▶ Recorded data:

= = =

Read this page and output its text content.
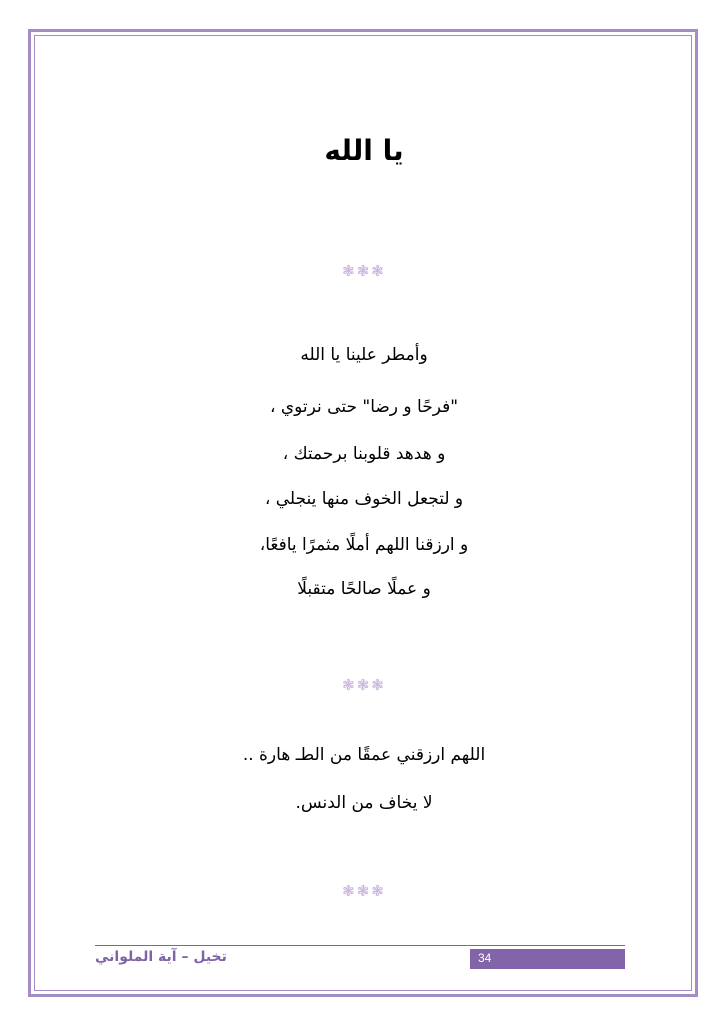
يا الله
❃❃❃
وأمطر علينا يا الله
"فرحًا و رضا" حتى نرتوي ،
و هدهد قلوبنا برحمتك ،
و لتجعل الخوف منها ينجلي ،
و ارزقنا اللهم أملًا مثمرًا يافعًا،
و عملًا صالحًا متقبلًا
❃❃❃
اللهم ارزقني عمقًا من الطـ هارة ..
لا يخاف من الدنس.
❃❃❃
تخيل – آية الملواني	34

= = =

Leave out the pictures, and give all the records again exactly.

Read this page and output its text content.
يا الله
❃❃❃
وأمطر علينا يا الله
"فرحًا و رضا" حتى نرتوي ،
و هدهد قلوبنا برحمتك ،
و لتجعل الخوف منها ينجلي ،
و ارزقنا اللهم أملًا مثمرًا يافعًا،
و عملًا صالحًا متقبلًا
❃❃❃
اللهم ارزقني عمقًا من الطـ هارة ..
لا يخاف من الدنس.
❃❃❃
تخيل – آية الملواني	34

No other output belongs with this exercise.